▸ Prompt A
Quote the passage on the Orange Institution word for word, beginning at the words "The Orange Institution spread" and stopping after the words "by thousands more.".

The Orange Institution spread throughout the English-speaking world and further abroad. It is headed by the Imperial Grand Orange Council. It has the power to arbitrate in disputes between Grand Lodges, and in internal disputes when invited. The Council represents the Grand Lodges of Ireland, Scotland, England, Canada, Australia, New Zealand, the United States, Ghana and Togo. There are entirely black lodges in Africa and a Mohawk lodge in Canada.
Most English lodges are based in the Liverpool area, including Bootle. An estimated 4000 Orangemen, women and children parade in Liverpool and Southport every 12th July, watched by thousands more.
The Orange Institution can claim many historical figures amongst its ranks. Orangeman Alexander James Muir (Ontario LOL 142) wrote both the music and lyrics to the former Canadian National Anthem "The Maple Leaf Forever" in 1867. He was also a soldier in the Queen's Own Rifles of Toronto and was involved in fighting and defeating the Fenians at Ridgeway, Ontario in 1866. An obelisk there marks the spot where Orangemen died in defending the colony against an attack by members of Clan na Gael (commonly known as Fenians).

[Extracted data entries]
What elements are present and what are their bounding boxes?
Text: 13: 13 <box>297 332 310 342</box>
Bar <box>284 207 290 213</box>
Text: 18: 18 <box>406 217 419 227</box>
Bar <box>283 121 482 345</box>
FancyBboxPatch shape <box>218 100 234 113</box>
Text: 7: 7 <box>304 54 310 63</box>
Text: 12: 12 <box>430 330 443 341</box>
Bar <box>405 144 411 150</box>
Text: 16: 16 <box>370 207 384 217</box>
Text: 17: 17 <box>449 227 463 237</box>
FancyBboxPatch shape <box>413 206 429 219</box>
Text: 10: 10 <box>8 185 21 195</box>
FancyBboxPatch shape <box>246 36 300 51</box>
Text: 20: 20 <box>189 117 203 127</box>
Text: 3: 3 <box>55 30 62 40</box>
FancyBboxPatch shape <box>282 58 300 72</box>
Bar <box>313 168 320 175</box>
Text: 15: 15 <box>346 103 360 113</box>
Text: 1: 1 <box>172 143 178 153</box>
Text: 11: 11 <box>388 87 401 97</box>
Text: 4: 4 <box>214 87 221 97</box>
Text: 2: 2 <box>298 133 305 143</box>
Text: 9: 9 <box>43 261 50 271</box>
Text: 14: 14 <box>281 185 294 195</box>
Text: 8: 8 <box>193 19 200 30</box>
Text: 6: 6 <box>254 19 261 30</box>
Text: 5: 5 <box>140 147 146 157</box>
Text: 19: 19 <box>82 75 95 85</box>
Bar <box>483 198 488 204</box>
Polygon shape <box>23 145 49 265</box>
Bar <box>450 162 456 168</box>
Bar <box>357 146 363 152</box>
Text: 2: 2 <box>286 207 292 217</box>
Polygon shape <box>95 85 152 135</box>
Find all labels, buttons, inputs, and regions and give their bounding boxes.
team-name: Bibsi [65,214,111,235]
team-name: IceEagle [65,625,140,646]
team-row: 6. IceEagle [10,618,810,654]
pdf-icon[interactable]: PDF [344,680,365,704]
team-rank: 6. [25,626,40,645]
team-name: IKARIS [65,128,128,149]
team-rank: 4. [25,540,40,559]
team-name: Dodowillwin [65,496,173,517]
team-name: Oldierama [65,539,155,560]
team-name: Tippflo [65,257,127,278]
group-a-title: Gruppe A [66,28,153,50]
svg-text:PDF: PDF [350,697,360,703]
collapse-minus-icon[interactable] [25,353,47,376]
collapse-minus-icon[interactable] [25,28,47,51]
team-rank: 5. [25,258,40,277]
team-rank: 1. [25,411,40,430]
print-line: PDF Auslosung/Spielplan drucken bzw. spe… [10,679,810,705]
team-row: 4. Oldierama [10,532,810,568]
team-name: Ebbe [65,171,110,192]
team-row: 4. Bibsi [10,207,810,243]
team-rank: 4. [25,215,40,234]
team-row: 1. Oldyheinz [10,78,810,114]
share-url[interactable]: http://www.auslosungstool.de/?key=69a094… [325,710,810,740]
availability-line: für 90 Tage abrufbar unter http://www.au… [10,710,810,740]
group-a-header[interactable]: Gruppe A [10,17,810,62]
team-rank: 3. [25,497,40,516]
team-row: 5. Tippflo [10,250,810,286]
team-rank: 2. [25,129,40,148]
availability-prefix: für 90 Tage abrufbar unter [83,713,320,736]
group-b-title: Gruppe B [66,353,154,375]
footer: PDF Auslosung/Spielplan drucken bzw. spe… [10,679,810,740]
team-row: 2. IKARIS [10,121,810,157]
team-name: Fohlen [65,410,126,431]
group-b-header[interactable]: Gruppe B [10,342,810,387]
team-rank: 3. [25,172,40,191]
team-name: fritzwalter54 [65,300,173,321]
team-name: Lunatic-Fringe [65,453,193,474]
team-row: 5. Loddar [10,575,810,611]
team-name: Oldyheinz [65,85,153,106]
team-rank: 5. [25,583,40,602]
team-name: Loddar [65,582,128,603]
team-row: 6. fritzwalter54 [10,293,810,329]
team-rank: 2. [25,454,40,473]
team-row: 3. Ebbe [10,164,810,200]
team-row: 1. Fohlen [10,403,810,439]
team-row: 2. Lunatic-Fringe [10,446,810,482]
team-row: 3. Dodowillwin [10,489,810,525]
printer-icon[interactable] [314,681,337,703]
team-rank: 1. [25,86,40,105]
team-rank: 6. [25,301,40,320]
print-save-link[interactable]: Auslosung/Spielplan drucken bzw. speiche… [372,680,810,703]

▸ Prompt B
Print the records without any change, beginning at their first line and stopping after the line that contains "Text: 14: 14 <box>281 185 294 195</box>".

▸ Complete answer A
The Orange Institution spread throughout the English-speaking world and further abroad. It is headed by the Imperial Grand Orange Council. It has the power to arbitrate in disputes between Grand Lodges, and in internal disputes when invited. The Council represents the Grand Lodges of Ireland, Scotland, England, Canada, Australia, New Zealand, the United States, Ghana and Togo. There are entirely black lodges in Africa and a Mohawk lodge in Canada.
Most English lodges are based in the Liverpool area, including Bootle. An estimated 4000 Orangemen, women and children parade in Liverpool and Southport every 12th July, watched by thousands more.

▸ Complete answer B
What elements are present and what are their bounding boxes?
Text: 13: 13 <box>297 332 310 342</box>
Bar <box>284 207 290 213</box>
Text: 18: 18 <box>406 217 419 227</box>
Bar <box>283 121 482 345</box>
FancyBboxPatch shape <box>218 100 234 113</box>
Text: 7: 7 <box>304 54 310 63</box>
Text: 12: 12 <box>430 330 443 341</box>
Bar <box>405 144 411 150</box>
Text: 16: 16 <box>370 207 384 217</box>
Text: 17: 17 <box>449 227 463 237</box>
FancyBboxPatch shape <box>413 206 429 219</box>
Text: 10: 10 <box>8 185 21 195</box>
FancyBboxPatch shape <box>246 36 300 51</box>
Text: 20: 20 <box>189 117 203 127</box>
Text: 3: 3 <box>55 30 62 40</box>
FancyBboxPatch shape <box>282 58 300 72</box>
Bar <box>313 168 320 175</box>
Text: 15: 15 <box>346 103 360 113</box>
Text: 1: 1 <box>172 143 178 153</box>
Text: 11: 11 <box>388 87 401 97</box>
Text: 4: 4 <box>214 87 221 97</box>
Text: 2: 2 <box>298 133 305 143</box>
Text: 9: 9 <box>43 261 50 271</box>
Text: 14: 14 <box>281 185 294 195</box>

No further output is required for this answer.